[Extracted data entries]
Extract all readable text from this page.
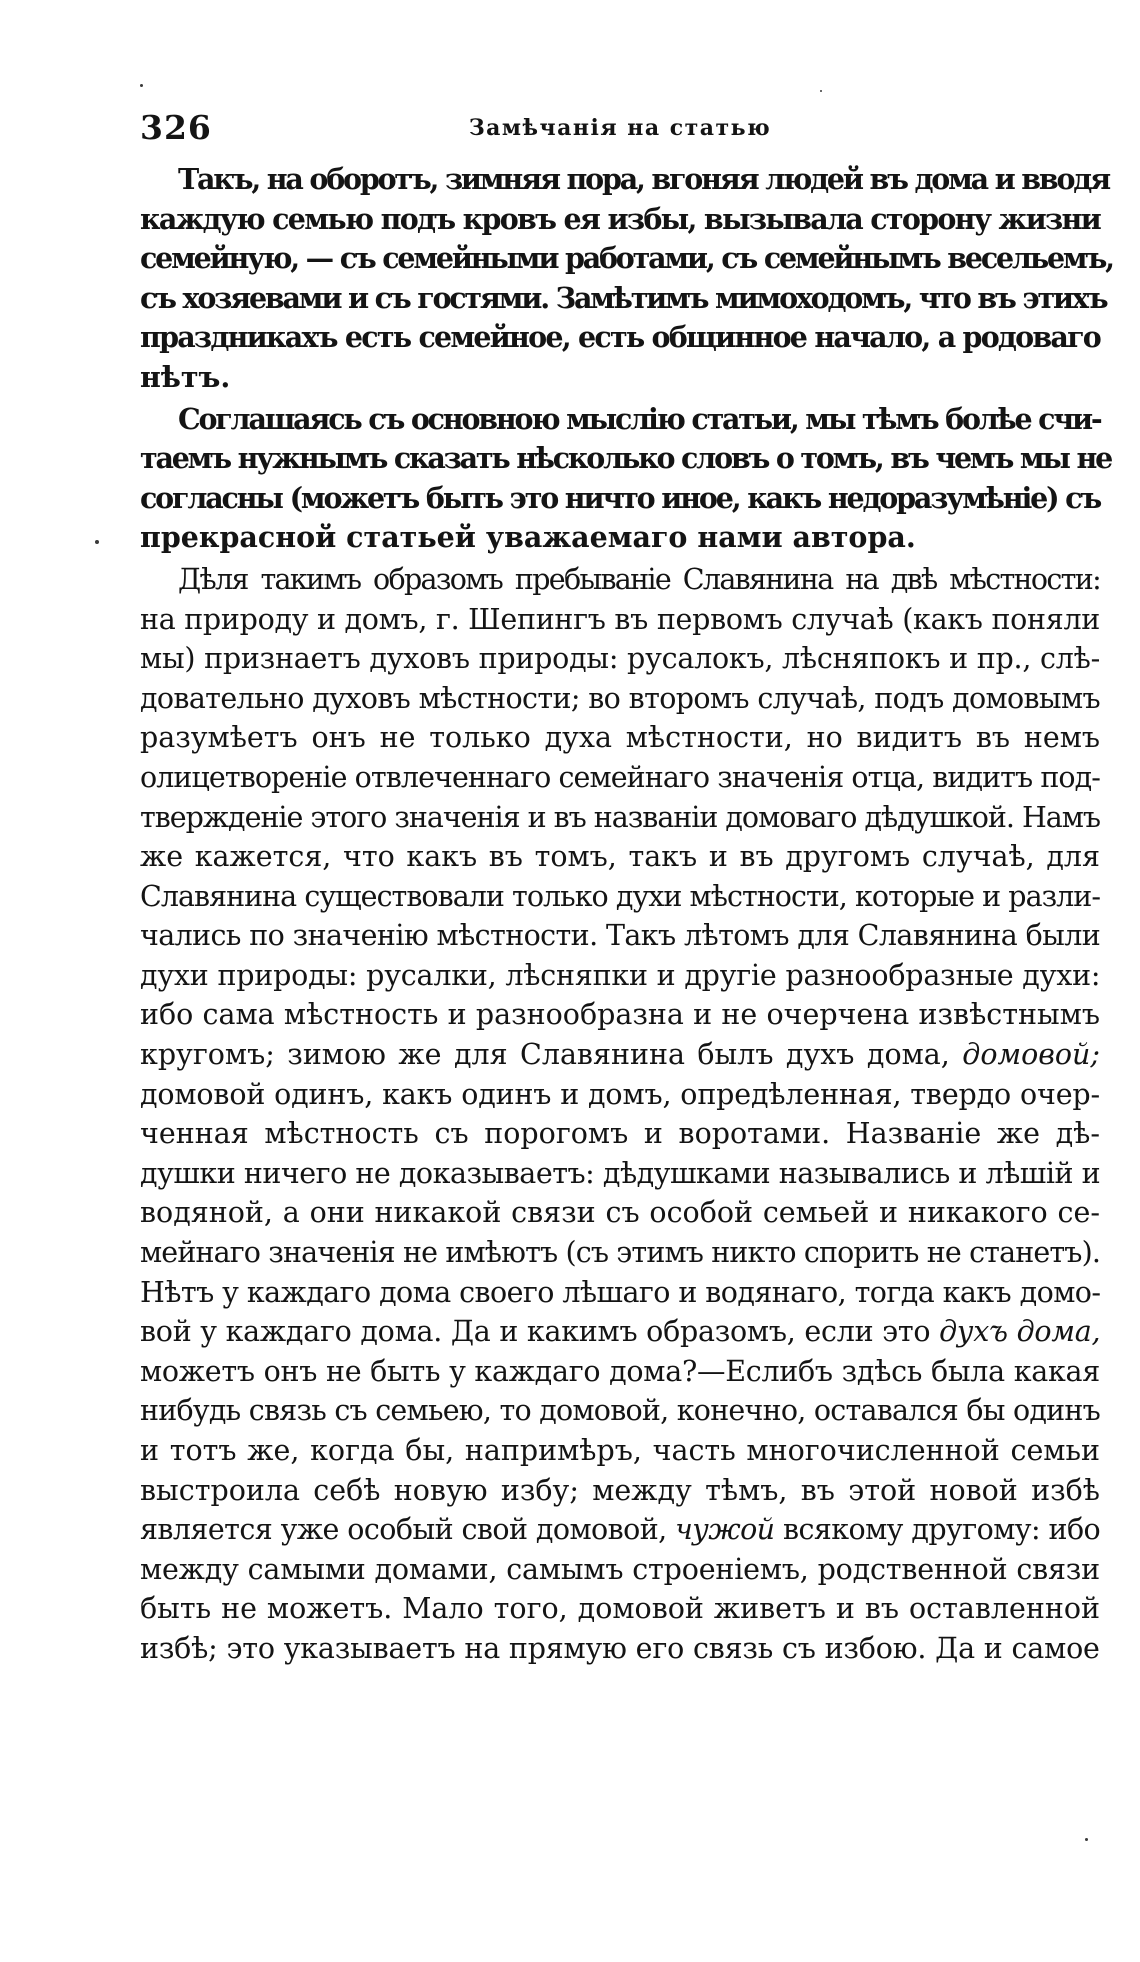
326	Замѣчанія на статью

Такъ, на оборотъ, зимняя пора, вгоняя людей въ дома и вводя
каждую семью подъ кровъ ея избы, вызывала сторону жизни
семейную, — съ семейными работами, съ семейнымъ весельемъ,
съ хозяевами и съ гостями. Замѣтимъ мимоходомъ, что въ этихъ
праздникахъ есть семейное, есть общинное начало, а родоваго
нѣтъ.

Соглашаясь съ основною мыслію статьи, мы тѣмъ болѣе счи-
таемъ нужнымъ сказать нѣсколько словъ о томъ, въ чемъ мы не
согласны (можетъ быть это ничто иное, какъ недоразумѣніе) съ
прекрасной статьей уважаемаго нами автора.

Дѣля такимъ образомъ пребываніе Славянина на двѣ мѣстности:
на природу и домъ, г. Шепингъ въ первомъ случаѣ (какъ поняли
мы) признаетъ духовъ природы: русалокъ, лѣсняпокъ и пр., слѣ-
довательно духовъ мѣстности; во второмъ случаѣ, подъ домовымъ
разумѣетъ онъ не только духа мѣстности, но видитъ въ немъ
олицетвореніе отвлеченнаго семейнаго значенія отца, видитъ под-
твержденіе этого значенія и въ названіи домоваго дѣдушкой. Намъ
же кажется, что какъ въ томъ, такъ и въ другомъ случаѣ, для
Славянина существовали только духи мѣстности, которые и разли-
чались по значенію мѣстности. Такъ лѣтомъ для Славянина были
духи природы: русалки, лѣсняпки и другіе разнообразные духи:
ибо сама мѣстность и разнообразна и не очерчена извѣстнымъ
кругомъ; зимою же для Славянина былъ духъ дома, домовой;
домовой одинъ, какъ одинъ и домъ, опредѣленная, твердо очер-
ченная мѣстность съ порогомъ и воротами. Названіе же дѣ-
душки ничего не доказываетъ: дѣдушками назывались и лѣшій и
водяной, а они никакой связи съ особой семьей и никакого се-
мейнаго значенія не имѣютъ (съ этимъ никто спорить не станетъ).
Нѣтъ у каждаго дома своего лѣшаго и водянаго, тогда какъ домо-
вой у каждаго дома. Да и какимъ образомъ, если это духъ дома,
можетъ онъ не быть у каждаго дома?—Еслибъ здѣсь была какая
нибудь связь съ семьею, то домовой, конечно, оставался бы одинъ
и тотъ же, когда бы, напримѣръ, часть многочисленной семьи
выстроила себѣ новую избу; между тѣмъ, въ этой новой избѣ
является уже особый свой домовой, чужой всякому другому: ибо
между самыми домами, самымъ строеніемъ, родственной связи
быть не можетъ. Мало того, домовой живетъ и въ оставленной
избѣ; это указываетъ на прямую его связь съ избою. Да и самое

---

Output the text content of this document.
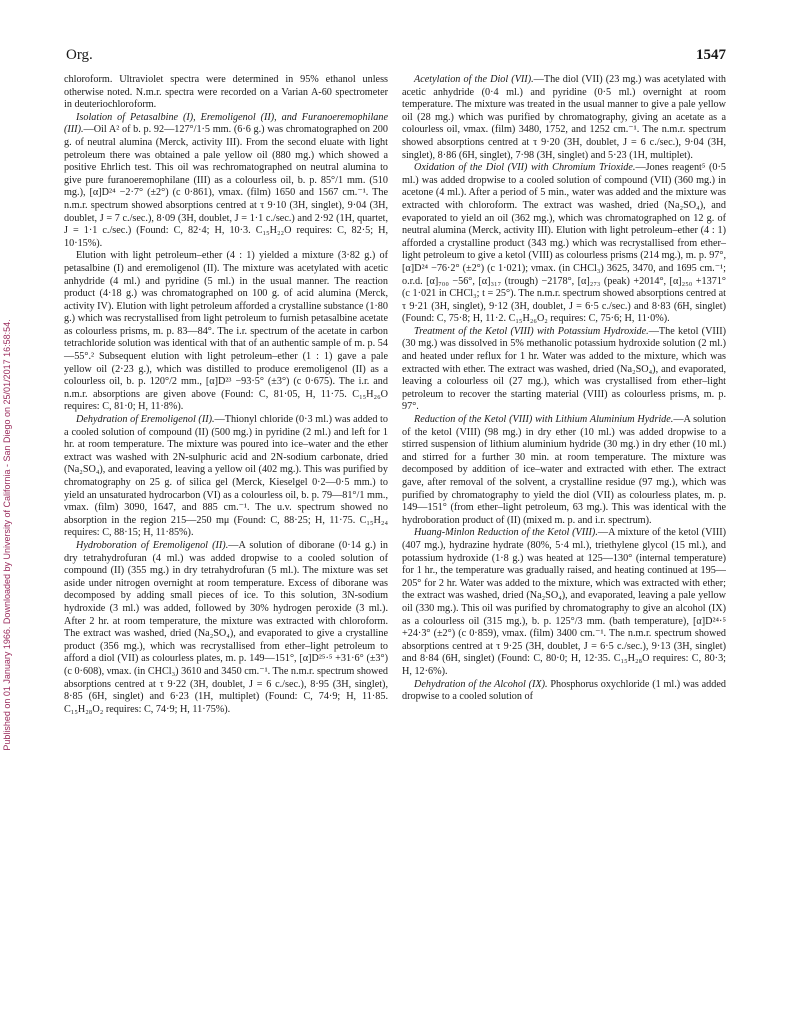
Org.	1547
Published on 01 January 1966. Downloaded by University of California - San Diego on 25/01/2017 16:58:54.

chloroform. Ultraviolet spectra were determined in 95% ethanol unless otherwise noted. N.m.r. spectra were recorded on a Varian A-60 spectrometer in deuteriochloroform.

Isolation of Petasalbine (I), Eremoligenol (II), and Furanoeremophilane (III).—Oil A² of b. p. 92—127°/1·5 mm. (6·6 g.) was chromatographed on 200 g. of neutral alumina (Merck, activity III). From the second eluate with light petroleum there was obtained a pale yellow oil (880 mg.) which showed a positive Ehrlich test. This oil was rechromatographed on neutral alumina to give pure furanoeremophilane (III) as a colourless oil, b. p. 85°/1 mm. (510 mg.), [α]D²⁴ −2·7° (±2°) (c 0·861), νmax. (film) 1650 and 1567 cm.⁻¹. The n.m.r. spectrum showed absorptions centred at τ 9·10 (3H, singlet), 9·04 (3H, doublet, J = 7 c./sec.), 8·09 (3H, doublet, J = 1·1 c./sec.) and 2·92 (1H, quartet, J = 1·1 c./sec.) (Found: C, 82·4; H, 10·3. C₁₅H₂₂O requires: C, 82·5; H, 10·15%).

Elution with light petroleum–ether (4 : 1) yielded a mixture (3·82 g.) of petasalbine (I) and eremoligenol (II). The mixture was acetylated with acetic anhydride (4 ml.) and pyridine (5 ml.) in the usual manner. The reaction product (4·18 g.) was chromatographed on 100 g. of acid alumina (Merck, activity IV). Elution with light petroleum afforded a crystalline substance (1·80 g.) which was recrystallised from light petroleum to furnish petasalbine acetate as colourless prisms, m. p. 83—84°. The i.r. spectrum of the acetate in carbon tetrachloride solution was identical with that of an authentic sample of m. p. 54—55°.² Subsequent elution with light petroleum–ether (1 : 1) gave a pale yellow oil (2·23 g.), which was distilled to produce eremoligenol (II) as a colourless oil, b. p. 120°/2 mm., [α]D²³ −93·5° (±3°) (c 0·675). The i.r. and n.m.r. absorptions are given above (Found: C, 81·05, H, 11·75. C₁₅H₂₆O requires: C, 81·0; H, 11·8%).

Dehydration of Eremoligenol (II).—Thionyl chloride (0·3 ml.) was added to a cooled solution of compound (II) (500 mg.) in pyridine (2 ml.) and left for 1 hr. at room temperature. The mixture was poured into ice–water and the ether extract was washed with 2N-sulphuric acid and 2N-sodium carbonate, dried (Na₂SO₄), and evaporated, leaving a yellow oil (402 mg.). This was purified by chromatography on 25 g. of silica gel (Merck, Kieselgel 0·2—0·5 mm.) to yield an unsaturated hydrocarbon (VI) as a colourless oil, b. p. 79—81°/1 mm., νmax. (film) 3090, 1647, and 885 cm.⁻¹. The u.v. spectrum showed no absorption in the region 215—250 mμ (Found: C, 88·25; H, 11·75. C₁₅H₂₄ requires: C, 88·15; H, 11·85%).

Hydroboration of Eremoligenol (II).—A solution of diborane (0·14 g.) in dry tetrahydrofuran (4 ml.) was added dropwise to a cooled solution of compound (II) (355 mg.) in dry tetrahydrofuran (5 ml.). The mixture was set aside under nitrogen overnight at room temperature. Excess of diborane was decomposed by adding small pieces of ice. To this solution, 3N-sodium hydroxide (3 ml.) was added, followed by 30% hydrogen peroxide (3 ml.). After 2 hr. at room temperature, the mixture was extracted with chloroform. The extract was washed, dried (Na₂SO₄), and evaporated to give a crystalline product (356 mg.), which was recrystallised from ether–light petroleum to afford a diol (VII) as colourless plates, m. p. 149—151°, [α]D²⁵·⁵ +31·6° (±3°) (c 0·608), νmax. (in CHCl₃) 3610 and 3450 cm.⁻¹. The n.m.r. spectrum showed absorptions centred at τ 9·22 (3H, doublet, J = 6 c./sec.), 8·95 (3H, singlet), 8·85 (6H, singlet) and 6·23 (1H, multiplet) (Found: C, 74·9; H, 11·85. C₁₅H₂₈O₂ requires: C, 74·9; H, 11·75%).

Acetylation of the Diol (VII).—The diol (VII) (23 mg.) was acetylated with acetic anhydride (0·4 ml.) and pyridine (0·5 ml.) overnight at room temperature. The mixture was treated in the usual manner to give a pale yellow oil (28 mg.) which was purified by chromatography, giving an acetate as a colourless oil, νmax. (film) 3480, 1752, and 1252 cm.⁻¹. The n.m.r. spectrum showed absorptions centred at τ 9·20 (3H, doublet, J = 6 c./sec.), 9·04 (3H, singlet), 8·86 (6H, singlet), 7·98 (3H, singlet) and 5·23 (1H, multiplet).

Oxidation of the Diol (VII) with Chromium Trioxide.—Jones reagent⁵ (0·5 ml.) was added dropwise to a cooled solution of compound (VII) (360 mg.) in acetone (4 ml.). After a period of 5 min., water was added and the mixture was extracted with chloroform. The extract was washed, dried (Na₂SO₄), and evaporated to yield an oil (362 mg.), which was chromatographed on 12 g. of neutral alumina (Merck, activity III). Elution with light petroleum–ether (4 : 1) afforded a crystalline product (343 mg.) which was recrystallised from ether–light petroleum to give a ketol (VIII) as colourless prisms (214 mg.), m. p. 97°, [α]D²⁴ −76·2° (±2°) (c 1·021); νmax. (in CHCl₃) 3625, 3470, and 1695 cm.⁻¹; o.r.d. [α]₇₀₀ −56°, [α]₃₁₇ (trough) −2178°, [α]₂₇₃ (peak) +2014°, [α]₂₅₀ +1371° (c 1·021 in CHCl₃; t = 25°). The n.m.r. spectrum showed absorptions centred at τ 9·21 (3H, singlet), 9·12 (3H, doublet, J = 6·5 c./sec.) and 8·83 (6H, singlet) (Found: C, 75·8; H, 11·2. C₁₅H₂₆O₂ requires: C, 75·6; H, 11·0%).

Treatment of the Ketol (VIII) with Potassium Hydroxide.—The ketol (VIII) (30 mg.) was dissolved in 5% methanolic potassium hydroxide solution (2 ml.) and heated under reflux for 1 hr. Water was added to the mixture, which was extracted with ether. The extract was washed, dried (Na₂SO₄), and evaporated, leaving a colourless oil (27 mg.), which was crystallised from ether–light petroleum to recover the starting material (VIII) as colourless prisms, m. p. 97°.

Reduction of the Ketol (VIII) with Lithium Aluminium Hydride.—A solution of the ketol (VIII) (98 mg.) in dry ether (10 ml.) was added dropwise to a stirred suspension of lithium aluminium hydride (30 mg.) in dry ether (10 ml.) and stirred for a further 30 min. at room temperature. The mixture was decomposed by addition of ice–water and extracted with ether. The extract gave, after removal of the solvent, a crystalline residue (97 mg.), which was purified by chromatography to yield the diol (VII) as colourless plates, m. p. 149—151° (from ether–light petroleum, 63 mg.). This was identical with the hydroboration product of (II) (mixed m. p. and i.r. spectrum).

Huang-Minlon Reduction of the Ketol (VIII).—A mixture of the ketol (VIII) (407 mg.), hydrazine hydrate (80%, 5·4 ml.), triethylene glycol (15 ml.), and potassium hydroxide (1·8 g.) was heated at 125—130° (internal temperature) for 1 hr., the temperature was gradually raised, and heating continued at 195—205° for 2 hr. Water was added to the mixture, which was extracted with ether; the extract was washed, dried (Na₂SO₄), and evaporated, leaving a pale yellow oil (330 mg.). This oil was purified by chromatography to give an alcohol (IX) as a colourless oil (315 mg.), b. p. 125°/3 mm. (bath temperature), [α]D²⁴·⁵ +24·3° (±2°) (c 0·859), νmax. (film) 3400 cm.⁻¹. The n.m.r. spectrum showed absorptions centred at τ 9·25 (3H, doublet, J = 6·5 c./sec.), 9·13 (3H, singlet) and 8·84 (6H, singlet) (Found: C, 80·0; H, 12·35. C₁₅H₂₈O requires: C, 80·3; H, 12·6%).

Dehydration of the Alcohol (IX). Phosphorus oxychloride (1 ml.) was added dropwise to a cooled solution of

▸ TO DO:
Copy each line of the entries that includes the word "Славянина".

▸ TASK OUTPUT:
Дѣля такимъ образомъ пребываніе Славянина на двѣ мѣстности:
Славянина существовали только духи мѣстности, которые и разли-
чались по значенію мѣстности. Такъ лѣтомъ для Славянина были
кругомъ; зимою же для Славянина былъ духъ дома, домовой;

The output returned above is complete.